• **Work required**: Could you give the data below again, exactly and completely?

Excerpt from a dataset
# # #

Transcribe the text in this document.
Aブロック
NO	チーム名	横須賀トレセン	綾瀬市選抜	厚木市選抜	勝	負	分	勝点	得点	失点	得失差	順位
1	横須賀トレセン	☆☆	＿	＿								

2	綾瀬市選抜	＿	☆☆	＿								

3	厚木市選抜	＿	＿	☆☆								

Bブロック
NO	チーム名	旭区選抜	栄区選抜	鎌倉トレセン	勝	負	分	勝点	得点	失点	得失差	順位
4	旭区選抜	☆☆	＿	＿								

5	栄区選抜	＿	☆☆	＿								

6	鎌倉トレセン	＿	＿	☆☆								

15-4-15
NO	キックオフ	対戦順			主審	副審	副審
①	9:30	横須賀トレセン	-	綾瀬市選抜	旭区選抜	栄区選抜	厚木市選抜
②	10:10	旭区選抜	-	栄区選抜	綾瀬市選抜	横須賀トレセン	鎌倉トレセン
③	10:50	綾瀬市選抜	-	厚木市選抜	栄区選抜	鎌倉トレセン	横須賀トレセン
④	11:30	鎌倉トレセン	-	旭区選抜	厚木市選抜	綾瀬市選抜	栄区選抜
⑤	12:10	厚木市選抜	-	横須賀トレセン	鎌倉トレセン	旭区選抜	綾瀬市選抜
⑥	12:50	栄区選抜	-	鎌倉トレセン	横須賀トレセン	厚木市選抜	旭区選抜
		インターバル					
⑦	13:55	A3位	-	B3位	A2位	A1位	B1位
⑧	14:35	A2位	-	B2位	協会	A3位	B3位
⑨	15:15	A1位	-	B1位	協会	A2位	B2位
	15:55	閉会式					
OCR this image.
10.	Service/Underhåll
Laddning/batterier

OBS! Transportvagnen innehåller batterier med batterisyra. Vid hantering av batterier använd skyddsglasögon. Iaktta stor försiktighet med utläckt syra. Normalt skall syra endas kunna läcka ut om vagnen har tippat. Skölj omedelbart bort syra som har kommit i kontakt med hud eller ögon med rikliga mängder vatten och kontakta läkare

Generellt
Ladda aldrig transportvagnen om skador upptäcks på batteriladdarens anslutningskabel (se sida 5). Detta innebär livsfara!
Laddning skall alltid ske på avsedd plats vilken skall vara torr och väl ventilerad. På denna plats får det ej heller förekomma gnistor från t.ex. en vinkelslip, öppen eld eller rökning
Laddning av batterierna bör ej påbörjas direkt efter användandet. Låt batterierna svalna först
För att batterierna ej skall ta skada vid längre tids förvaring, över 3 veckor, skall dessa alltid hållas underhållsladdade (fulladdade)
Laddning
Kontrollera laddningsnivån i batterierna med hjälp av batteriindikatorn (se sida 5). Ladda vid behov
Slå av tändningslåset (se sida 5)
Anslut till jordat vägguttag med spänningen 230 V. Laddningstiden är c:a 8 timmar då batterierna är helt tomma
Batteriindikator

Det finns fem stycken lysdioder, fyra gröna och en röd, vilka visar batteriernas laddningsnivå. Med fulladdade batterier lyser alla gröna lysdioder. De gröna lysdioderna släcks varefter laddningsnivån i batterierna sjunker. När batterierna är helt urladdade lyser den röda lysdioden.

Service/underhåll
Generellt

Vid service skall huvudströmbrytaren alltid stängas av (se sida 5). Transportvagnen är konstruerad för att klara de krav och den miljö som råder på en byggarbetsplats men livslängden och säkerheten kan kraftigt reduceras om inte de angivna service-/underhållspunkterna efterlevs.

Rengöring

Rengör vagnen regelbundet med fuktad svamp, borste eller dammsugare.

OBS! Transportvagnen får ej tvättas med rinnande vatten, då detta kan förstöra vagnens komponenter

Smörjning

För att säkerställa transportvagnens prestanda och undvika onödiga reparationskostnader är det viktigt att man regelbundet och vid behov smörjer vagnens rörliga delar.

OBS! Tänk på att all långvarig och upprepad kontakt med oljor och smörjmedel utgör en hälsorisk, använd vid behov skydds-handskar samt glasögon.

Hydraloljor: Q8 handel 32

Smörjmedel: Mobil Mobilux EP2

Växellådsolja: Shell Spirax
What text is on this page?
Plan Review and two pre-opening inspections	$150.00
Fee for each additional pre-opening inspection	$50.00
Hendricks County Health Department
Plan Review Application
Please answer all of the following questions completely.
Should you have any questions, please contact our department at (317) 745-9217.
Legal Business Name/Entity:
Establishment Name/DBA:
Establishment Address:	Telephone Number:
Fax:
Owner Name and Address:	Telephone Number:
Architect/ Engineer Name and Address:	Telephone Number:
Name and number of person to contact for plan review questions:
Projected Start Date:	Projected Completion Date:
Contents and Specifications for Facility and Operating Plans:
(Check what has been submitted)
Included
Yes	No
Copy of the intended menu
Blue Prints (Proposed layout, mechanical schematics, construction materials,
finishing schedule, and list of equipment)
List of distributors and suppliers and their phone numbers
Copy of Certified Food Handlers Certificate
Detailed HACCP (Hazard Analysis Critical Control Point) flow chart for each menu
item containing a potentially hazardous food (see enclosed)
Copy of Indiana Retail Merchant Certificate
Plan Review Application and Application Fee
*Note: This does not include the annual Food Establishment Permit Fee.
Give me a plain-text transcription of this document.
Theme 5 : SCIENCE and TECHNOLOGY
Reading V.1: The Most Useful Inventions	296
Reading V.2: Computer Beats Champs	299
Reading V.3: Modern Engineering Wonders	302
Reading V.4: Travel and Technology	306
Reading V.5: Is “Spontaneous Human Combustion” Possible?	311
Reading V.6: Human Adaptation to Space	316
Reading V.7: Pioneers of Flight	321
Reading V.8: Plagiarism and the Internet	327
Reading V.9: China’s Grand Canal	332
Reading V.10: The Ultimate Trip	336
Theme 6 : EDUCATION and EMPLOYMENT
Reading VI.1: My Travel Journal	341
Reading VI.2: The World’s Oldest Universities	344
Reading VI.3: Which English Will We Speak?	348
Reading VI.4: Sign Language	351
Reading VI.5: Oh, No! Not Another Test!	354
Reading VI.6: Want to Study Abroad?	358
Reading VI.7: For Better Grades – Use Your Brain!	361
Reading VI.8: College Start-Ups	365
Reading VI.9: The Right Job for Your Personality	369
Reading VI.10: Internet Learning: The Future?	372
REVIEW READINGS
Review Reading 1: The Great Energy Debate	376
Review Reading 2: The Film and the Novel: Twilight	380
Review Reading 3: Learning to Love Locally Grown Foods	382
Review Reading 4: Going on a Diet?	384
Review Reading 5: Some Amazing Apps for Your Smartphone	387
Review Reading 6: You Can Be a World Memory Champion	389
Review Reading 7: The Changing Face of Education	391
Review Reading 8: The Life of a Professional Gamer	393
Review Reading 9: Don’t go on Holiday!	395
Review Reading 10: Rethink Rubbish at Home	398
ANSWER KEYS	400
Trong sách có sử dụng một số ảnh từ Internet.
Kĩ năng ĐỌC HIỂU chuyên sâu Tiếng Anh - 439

# # #

• **Response to this task**:
Transcribe the text in this document.
Aブロック
NO	チーム名	横須賀トレセン	綾瀬市選抜	厚木市選抜	勝	負	分	勝点	得点	失点	得失差	順位
1	横須賀トレセン	☆☆	＿	＿								

2	綾瀬市選抜	＿	☆☆	＿								

3	厚木市選抜	＿	＿	☆☆								

Bブロック
NO	チーム名	旭区選抜	栄区選抜	鎌倉トレセン	勝	負	分	勝点	得点	失点	得失差	順位
4	旭区選抜	☆☆	＿	＿								

5	栄区選抜	＿	☆☆	＿								

6	鎌倉トレセン	＿	＿	☆☆								

15-4-15
NO	キックオフ	対戦順			主審	副審	副審
①	9:30	横須賀トレセン	-	綾瀬市選抜	旭区選抜	栄区選抜	厚木市選抜
②	10:10	旭区選抜	-	栄区選抜	綾瀬市選抜	横須賀トレセン	鎌倉トレセン
③	10:50	綾瀬市選抜	-	厚木市選抜	栄区選抜	鎌倉トレセン	横須賀トレセン
④	11:30	鎌倉トレセン	-	旭区選抜	厚木市選抜	綾瀬市選抜	栄区選抜
⑤	12:10	厚木市選抜	-	横須賀トレセン	鎌倉トレセン	旭区選抜	綾瀬市選抜
⑥	12:50	栄区選抜	-	鎌倉トレセン	横須賀トレセン	厚木市選抜	旭区選抜
		インターバル					
⑦	13:55	A3位	-	B3位	A2位	A1位	B1位
⑧	14:35	A2位	-	B2位	協会	A3位	B3位
⑨	15:15	A1位	-	B1位	協会	A2位	B2位
	15:55	閉会式					
OCR this image.
10.	Service/Underhåll
Laddning/batterier

OBS! Transportvagnen innehåller batterier med batterisyra. Vid hantering av batterier använd skyddsglasögon. Iaktta stor försiktighet med utläckt syra. Normalt skall syra endas kunna läcka ut om vagnen har tippat. Skölj omedelbart bort syra som har kommit i kontakt med hud eller ögon med rikliga mängder vatten och kontakta läkare

Generellt
Ladda aldrig transportvagnen om skador upptäcks på batteriladdarens anslutningskabel (se sida 5). Detta innebär livsfara!
Laddning skall alltid ske på avsedd plats vilken skall vara torr och väl ventilerad. På denna plats får det ej heller förekomma gnistor från t.ex. en vinkelslip, öppen eld eller rökning
Laddning av batterierna bör ej påbörjas direkt efter användandet. Låt batterierna svalna först
För att batterierna ej skall ta skada vid längre tids förvaring, över 3 veckor, skall dessa alltid hållas underhållsladdade (fulladdade)
Laddning
Kontrollera laddningsnivån i batterierna med hjälp av batteriindikatorn (se sida 5). Ladda vid behov
Slå av tändningslåset (se sida 5)
Anslut till jordat vägguttag med spänningen 230 V. Laddningstiden är c:a 8 timmar då batterierna är helt tomma
Batteriindikator

Det finns fem stycken lysdioder, fyra gröna och en röd, vilka visar batteriernas laddningsnivå. Med fulladdade batterier lyser alla gröna lysdioder. De gröna lysdioderna släcks varefter laddningsnivån i batterierna sjunker. När batterierna är helt urladdade lyser den röda lysdioden.

Service/underhåll
Generellt

Vid service skall huvudströmbrytaren alltid stängas av (se sida 5). Transportvagnen är konstruerad för att klara de krav och den miljö som råder på en byggarbetsplats men livslängden och säkerheten kan kraftigt reduceras om inte de angivna service-/underhållspunkterna efterlevs.

Rengöring

Rengör vagnen regelbundet med fuktad svamp, borste eller dammsugare.

OBS! Transportvagnen får ej tvättas med rinnande vatten, då detta kan förstöra vagnens komponenter

Smörjning

För att säkerställa transportvagnens prestanda och undvika onödiga reparationskostnader är det viktigt att man regelbundet och vid behov smörjer vagnens rörliga delar.

OBS! Tänk på att all långvarig och upprepad kontakt med oljor och smörjmedel utgör en hälsorisk, använd vid behov skydds-handskar samt glasögon.

Hydraloljor: Q8 handel 32

Smörjmedel: Mobil Mobilux EP2

Växellådsolja: Shell Spirax
What text is on this page?
Plan Review and two pre-opening inspections	$150.00
Fee for each additional pre-opening inspection	$50.00
Hendricks County Health Department
Plan Review Application
Please answer all of the following questions completely.
Should you have any questions, please contact our department at (317) 745-9217.
Legal Business Name/Entity:
Establishment Name/DBA:
Establishment Address:	Telephone Number:
Fax:
Owner Name and Address:	Telephone Number:
Architect/ Engineer Name and Address:	Telephone Number:
Name and number of person to contact for plan review questions:
Projected Start Date:	Projected Completion Date:
Contents and Specifications for Facility and Operating Plans:
(Check what has been submitted)
Included
Yes	No
Copy of the intended menu
Blue Prints (Proposed layout, mechanical schematics, construction materials,
finishing schedule, and list of equipment)
List of distributors and suppliers and their phone numbers
Copy of Certified Food Handlers Certificate
Detailed HACCP (Hazard Analysis Critical Control Point) flow chart for each menu
item containing a potentially hazardous food (see enclosed)
Copy of Indiana Retail Merchant Certificate
Plan Review Application and Application Fee
*Note: This does not include the annual Food Establishment Permit Fee.
Give me a plain-text transcription of this document.
Theme 5 : SCIENCE and TECHNOLOGY
Reading V.1: The Most Useful Inventions	296
Reading V.2: Computer Beats Champs	299
Reading V.3: Modern Engineering Wonders	302
Reading V.4: Travel and Technology	306
Reading V.5: Is “Spontaneous Human Combustion” Possible?	311
Reading V.6: Human Adaptation to Space	316
Reading V.7: Pioneers of Flight	321
Reading V.8: Plagiarism and the Internet	327
Reading V.9: China’s Grand Canal	332
Reading V.10: The Ultimate Trip	336
Theme 6 : EDUCATION and EMPLOYMENT
Reading VI.1: My Travel Journal	341
Reading VI.2: The World’s Oldest Universities	344
Reading VI.3: Which English Will We Speak?	348
Reading VI.4: Sign Language	351
Reading VI.5: Oh, No! Not Another Test!	354
Reading VI.6: Want to Study Abroad?	358
Reading VI.7: For Better Grades – Use Your Brain!	361
Reading VI.8: College Start-Ups	365
Reading VI.9: The Right Job for Your Personality	369
Reading VI.10: Internet Learning: The Future?	372
REVIEW READINGS
Review Reading 1: The Great Energy Debate	376
Review Reading 2: The Film and the Novel: Twilight	380
Review Reading 3: Learning to Love Locally Grown Foods	382
Review Reading 4: Going on a Diet?	384
Review Reading 5: Some Amazing Apps for Your Smartphone	387
Review Reading 6: You Can Be a World Memory Champion	389
Review Reading 7: The Changing Face of Education	391
Review Reading 8: The Life of a Professional Gamer	393
Review Reading 9: Don’t go on Holiday!	395
Review Reading 10: Rethink Rubbish at Home	398
ANSWER KEYS	400
Trong sách có sử dụng một số ảnh từ Internet.
Kĩ năng ĐỌC HIỂU chuyên sâu Tiếng Anh - 439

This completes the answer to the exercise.